— Start of Supplied material —

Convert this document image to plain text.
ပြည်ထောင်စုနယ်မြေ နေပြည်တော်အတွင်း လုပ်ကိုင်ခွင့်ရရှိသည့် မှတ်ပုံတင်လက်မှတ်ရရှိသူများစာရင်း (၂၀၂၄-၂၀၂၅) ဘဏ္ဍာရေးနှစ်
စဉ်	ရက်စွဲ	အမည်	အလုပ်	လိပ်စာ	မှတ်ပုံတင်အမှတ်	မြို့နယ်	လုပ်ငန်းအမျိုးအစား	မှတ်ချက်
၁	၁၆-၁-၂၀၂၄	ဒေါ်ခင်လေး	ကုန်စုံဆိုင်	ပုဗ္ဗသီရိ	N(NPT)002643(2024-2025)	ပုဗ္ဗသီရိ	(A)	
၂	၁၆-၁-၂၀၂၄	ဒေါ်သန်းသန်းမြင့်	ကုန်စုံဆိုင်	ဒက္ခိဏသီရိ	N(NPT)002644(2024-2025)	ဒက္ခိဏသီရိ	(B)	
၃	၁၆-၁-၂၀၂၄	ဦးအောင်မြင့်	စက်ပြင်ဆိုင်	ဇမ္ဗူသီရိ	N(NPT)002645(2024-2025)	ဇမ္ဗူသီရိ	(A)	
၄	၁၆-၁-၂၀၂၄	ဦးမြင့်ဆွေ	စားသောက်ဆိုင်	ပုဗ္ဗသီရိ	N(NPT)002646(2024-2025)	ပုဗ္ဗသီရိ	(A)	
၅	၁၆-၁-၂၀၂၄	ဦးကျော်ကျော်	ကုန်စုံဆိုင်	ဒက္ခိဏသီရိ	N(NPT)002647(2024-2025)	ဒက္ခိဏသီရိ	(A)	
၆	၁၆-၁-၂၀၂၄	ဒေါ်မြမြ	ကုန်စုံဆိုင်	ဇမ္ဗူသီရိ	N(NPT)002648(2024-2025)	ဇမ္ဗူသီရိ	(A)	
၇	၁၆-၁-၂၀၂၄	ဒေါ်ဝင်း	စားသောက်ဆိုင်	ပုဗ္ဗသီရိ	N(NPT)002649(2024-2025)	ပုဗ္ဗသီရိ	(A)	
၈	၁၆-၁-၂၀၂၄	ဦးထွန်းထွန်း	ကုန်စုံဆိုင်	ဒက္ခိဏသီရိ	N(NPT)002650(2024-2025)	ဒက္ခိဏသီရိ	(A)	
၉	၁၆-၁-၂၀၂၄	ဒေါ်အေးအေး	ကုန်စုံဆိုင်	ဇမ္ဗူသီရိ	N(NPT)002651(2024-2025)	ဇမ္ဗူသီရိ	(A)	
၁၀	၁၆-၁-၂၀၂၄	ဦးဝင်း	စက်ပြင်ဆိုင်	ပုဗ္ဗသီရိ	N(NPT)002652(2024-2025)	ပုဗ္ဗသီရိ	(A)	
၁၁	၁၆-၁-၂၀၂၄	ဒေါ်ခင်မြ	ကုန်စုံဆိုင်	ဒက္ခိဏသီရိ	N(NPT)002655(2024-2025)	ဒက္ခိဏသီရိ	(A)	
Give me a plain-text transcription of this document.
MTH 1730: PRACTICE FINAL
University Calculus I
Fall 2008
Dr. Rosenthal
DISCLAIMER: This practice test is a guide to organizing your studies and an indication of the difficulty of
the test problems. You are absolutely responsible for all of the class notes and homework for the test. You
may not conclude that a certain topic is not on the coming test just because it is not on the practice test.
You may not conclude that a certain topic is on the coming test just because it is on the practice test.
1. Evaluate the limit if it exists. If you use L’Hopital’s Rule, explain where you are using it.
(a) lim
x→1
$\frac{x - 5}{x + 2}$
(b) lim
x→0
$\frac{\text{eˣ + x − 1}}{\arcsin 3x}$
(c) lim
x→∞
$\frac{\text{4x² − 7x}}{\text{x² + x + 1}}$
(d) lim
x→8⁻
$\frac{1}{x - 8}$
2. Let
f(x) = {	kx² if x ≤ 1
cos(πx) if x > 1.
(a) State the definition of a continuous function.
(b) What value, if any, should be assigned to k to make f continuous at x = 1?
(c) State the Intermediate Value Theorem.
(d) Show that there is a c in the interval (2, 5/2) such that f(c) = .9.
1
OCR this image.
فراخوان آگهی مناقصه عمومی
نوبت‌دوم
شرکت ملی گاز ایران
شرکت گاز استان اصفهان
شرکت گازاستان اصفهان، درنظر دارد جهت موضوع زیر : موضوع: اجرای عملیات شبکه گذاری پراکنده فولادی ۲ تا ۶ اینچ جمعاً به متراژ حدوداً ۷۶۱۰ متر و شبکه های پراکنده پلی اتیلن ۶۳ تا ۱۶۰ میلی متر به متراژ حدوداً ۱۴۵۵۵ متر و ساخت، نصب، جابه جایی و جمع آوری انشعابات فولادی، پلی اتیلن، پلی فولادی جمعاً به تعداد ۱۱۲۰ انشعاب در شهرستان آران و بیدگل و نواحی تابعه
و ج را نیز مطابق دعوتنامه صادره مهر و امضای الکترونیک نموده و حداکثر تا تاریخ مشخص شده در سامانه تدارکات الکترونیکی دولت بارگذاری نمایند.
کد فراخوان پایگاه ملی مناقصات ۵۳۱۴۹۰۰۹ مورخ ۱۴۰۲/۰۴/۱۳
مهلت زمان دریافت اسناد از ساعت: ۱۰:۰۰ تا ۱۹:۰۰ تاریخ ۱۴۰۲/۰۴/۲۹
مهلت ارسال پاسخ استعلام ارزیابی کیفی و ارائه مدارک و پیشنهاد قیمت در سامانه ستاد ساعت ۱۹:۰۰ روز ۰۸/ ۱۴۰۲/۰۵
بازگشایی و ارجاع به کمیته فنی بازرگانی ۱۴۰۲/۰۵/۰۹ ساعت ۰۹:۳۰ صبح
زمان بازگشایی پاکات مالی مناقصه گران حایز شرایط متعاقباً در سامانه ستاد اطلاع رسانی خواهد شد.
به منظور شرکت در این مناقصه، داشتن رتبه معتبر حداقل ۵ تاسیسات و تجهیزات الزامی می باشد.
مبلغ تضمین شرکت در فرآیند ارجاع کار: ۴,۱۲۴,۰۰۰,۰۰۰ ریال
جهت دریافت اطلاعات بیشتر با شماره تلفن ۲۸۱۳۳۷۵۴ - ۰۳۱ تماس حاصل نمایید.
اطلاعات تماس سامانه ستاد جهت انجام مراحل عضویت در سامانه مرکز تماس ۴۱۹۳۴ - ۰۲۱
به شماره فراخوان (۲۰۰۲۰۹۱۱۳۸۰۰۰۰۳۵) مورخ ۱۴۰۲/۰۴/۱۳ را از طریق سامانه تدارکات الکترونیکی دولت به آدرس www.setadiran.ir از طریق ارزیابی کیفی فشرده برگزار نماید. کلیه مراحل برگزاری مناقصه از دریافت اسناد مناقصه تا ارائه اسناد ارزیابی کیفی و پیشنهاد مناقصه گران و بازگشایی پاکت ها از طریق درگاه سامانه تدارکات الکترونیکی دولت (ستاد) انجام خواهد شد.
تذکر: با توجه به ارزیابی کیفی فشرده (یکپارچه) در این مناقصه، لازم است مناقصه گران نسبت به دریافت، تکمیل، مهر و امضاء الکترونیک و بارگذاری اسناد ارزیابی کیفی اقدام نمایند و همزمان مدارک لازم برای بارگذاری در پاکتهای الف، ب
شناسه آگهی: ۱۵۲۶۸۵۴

— End of Supplied material —

Written exercise |
Extract from the data every line where "بارگذاری" shows up.

Solution to this problem |
و ج را نیز مطابق دعوتنامه صادره مهر و امضای الکترونیک نموده و حداکثر تا تاریخ مشخص شده در سامانه تدارکات الکترونیکی دولت بارگذاری نمایند.
تذکر: با توجه به ارزیابی کیفی فشرده (یکپارچه) در این مناقصه، لازم است مناقصه گران نسبت به دریافت، تکمیل، مهر و امضاء الکترونیک و بارگذاری اسناد ارزیابی کیفی اقدام نمایند و همزمان مدارک لازم برای بارگذاری در پاکتهای الف، ب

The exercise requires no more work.